PROBLEM TO SOLVE
Where a line contains the word "color", copy that line.

DATA FOR THE TASK
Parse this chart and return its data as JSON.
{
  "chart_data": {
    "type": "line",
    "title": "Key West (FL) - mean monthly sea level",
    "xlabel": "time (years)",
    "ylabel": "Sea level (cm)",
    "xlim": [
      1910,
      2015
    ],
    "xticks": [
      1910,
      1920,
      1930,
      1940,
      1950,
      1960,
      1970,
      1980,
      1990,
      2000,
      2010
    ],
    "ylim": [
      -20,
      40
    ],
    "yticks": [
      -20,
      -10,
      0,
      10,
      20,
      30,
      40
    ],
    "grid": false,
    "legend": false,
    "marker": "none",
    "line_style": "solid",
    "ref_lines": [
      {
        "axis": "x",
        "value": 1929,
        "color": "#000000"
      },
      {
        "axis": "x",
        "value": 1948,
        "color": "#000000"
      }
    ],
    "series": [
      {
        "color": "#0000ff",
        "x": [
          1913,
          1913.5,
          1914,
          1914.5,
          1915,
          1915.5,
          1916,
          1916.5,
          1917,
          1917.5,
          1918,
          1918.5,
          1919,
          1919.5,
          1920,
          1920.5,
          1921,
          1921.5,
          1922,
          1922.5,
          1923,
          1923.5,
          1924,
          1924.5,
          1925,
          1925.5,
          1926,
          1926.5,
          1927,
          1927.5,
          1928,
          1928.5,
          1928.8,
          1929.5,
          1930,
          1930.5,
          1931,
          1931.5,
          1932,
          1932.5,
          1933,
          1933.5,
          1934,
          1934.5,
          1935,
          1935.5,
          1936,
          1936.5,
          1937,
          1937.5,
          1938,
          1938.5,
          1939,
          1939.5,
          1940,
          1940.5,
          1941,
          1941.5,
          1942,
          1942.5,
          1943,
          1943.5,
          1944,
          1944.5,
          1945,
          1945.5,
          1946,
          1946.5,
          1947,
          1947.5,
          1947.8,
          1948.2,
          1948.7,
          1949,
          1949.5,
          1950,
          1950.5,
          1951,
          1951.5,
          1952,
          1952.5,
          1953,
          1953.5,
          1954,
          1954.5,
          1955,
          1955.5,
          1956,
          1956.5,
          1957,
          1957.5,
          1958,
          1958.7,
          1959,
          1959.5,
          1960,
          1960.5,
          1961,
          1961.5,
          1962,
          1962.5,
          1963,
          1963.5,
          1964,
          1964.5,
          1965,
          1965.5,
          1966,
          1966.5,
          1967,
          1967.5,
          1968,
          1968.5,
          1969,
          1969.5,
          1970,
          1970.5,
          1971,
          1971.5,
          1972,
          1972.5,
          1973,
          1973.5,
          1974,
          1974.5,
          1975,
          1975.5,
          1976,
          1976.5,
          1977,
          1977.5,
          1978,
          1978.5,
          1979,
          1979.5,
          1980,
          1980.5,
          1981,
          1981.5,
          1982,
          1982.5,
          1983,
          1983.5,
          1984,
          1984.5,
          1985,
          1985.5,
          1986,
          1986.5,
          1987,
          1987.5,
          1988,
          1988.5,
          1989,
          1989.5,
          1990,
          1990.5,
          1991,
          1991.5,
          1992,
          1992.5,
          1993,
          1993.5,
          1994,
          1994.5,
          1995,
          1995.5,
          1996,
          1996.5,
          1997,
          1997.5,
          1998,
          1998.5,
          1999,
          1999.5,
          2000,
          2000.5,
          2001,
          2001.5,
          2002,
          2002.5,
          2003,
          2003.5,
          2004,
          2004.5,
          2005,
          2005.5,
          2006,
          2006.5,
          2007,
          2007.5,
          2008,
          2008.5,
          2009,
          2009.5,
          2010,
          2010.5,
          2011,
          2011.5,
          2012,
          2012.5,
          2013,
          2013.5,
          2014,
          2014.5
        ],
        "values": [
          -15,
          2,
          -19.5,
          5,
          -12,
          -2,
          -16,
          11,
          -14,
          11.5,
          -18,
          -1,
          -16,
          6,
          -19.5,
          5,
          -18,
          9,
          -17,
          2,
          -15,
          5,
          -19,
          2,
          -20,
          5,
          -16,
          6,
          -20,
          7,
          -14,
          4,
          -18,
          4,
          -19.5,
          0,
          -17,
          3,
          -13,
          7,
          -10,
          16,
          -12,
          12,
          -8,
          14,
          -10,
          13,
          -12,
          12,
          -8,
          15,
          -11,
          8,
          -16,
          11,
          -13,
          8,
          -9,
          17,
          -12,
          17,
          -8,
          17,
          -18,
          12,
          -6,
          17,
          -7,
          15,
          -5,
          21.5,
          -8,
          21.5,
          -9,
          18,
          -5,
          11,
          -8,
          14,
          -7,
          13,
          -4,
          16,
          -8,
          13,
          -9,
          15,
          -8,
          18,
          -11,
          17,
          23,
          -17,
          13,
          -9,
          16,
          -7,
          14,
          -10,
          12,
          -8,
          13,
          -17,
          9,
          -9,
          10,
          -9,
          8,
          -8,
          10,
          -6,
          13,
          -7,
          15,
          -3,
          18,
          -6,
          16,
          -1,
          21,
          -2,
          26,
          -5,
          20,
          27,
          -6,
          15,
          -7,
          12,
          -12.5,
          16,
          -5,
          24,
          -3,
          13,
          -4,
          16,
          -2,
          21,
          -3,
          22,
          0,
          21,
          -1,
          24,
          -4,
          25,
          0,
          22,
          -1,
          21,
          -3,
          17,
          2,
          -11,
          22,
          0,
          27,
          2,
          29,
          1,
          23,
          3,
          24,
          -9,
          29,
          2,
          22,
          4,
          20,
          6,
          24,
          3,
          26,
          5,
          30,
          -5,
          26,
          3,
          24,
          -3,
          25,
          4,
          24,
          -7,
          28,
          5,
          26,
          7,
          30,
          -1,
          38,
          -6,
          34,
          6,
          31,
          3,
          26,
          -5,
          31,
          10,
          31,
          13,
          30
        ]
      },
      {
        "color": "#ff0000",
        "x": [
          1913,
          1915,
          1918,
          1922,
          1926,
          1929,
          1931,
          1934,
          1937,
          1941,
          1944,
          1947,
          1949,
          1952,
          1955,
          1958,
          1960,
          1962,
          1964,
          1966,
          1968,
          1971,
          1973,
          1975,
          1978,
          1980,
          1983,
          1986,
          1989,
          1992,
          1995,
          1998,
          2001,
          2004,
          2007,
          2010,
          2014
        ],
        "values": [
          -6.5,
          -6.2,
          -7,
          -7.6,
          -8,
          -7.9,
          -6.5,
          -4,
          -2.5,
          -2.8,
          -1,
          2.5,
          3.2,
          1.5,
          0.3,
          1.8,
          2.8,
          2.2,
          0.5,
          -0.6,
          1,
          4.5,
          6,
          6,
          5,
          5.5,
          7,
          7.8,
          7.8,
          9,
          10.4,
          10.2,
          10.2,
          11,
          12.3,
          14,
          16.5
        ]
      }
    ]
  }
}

TASK ANSWER
        "color": "#000000"
        "color": "#000000"
        "color": "#0000ff",
        "color": "#ff0000",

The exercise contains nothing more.